▶ _Request_: Look through the material below for "phase". Copy every line that contains it.

▶ _Input rows_:
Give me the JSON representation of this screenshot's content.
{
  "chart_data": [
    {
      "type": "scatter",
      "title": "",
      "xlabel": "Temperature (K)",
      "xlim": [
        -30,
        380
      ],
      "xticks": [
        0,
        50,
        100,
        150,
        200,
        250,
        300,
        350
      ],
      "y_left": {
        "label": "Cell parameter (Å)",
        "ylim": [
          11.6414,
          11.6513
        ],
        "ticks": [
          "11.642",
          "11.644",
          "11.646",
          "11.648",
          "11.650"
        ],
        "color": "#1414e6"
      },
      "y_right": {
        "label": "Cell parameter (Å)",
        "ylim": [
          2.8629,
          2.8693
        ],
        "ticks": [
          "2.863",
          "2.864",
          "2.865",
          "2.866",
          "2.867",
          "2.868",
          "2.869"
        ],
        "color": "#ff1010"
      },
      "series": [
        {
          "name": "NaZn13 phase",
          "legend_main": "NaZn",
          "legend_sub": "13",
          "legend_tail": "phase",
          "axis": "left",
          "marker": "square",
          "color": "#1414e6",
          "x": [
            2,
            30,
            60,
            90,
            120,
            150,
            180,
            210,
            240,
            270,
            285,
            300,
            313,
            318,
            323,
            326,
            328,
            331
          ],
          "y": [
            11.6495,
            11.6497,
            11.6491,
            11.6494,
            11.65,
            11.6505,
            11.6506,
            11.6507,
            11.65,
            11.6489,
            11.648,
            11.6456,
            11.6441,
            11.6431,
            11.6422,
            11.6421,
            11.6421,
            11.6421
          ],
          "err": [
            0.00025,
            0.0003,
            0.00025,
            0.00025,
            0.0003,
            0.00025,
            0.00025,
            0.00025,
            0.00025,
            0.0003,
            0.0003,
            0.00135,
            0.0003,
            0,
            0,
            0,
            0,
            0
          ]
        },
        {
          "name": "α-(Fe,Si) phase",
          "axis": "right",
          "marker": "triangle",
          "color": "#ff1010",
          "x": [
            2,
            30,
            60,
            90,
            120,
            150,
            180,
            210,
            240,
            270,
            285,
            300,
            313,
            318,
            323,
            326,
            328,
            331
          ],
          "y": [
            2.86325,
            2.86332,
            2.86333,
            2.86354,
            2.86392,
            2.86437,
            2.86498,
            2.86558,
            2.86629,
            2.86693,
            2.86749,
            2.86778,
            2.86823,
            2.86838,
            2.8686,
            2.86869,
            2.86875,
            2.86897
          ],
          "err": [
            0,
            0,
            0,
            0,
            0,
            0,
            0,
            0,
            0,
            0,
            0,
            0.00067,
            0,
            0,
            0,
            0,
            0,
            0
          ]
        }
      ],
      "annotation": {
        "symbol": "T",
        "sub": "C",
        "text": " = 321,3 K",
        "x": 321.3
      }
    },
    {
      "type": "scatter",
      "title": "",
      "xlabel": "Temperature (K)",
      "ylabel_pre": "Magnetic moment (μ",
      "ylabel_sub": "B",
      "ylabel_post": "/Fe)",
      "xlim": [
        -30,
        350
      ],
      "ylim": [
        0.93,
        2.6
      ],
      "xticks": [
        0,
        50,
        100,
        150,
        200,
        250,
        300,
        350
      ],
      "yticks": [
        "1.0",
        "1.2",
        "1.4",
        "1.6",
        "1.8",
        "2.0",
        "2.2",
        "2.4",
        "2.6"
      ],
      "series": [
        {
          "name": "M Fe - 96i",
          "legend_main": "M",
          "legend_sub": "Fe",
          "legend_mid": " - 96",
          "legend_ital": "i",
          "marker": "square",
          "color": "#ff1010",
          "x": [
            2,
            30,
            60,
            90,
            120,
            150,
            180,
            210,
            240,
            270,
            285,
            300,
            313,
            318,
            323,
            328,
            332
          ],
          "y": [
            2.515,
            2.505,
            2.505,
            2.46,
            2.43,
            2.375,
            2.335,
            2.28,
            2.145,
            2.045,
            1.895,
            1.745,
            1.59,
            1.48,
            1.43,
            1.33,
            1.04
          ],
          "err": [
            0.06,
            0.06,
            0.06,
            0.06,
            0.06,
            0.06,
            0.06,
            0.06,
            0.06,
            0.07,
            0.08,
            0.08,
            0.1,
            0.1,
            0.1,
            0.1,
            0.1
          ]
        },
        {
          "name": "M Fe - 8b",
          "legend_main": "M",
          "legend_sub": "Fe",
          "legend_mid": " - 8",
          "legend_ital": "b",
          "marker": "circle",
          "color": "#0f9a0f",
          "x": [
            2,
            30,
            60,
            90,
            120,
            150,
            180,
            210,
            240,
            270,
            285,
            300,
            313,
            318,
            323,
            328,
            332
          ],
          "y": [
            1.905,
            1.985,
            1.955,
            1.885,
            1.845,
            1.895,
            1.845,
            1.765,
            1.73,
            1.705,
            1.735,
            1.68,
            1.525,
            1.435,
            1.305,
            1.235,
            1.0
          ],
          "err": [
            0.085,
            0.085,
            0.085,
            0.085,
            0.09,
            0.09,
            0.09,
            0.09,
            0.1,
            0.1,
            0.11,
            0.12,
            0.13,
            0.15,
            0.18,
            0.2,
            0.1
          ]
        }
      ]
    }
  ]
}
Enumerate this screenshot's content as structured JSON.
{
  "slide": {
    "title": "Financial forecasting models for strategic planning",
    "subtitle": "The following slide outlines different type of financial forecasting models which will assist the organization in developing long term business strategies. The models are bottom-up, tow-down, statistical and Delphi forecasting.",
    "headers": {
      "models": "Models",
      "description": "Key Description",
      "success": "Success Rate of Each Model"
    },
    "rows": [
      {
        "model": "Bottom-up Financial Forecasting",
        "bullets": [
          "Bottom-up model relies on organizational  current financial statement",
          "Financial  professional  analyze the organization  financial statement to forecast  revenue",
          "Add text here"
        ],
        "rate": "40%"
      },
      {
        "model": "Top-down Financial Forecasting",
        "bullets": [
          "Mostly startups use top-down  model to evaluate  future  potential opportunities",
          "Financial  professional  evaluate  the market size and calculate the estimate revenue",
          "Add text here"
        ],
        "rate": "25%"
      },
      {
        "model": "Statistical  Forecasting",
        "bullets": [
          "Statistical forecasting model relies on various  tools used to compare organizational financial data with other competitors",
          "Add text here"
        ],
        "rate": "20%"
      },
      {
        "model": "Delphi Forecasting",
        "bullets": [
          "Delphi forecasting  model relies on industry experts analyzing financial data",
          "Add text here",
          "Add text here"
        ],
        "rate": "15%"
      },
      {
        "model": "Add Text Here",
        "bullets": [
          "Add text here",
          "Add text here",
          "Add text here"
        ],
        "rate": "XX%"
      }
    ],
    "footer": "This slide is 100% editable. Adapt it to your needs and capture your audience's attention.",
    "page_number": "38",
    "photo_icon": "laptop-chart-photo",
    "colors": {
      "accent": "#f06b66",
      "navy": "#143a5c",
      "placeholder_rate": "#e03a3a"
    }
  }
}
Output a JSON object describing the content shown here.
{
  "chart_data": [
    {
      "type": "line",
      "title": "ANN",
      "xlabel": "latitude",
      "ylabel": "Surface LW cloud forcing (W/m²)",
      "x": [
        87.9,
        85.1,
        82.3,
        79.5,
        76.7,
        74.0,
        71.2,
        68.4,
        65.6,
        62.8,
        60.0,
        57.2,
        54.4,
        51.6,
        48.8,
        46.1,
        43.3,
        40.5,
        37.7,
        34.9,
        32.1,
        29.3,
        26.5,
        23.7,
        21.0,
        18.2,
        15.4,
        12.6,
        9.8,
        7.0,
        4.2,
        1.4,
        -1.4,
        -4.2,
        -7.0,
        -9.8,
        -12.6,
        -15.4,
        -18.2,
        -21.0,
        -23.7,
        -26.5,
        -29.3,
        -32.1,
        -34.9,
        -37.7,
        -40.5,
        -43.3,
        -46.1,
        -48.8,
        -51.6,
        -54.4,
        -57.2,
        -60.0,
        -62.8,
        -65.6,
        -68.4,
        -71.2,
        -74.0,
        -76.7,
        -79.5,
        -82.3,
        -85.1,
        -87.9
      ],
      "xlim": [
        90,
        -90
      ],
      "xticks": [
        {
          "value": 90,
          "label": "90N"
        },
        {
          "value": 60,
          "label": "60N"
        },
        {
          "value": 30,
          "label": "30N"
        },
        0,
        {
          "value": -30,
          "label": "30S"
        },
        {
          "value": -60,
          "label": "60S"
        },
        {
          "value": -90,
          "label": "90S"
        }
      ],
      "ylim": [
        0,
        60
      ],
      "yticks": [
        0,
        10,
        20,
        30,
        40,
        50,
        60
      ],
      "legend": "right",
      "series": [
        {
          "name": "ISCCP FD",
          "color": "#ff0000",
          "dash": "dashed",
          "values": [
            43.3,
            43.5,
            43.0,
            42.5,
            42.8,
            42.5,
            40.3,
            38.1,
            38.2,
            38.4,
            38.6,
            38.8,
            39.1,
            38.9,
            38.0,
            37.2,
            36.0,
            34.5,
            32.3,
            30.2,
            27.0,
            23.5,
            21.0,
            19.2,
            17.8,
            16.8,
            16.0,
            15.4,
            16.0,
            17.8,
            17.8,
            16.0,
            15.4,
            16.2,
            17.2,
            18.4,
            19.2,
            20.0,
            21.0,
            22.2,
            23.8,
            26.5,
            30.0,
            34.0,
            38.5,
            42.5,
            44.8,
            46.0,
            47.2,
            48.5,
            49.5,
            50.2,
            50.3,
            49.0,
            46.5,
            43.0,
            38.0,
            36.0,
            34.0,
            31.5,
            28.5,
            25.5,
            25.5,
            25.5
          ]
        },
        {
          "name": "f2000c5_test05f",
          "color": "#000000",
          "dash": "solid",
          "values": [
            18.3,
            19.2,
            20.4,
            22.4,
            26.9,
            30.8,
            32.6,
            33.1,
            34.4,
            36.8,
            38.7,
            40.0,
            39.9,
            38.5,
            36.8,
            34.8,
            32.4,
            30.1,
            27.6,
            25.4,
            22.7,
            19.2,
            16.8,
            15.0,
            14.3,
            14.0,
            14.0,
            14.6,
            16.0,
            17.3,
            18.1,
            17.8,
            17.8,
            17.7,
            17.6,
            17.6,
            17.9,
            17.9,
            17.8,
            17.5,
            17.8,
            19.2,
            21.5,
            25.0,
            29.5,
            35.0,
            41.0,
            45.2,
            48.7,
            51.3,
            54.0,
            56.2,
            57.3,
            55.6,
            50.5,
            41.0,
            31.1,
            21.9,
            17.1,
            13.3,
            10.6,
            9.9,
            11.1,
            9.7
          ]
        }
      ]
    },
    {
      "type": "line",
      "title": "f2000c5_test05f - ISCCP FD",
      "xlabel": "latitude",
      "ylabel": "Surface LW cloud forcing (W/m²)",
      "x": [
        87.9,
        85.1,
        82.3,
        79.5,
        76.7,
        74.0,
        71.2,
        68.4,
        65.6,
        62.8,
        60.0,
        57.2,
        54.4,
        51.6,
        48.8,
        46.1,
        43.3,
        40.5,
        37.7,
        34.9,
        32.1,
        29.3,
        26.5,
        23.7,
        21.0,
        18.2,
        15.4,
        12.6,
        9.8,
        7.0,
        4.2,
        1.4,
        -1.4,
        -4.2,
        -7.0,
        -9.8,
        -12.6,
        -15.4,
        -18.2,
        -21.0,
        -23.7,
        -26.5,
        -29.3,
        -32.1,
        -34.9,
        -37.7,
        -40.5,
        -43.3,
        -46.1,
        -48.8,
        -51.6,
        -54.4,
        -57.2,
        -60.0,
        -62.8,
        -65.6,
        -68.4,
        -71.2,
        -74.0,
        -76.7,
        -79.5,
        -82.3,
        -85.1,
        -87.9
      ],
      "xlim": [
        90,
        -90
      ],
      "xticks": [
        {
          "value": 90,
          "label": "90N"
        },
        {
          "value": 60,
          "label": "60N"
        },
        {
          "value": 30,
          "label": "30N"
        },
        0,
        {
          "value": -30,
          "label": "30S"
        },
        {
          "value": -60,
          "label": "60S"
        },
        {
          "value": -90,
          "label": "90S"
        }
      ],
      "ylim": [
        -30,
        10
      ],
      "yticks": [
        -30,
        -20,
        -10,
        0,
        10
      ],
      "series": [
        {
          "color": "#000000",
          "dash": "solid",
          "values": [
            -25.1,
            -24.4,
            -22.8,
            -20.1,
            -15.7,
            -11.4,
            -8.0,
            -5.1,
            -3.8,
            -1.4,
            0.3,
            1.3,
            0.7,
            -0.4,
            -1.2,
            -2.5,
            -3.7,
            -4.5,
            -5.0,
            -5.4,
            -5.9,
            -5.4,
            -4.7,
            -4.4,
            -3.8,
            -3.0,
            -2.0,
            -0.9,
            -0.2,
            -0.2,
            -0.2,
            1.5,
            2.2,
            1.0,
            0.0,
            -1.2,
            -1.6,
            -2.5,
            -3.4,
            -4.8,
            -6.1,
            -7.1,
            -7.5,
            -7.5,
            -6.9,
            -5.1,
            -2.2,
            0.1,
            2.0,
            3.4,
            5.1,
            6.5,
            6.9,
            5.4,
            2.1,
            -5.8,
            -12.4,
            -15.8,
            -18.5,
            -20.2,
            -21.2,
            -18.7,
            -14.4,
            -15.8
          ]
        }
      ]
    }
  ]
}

▶ _Answer to this exercise_:
          "name": "NaZn13 phase",
          "legend_tail": "phase",
          "name": "α-(Fe,Si) phase",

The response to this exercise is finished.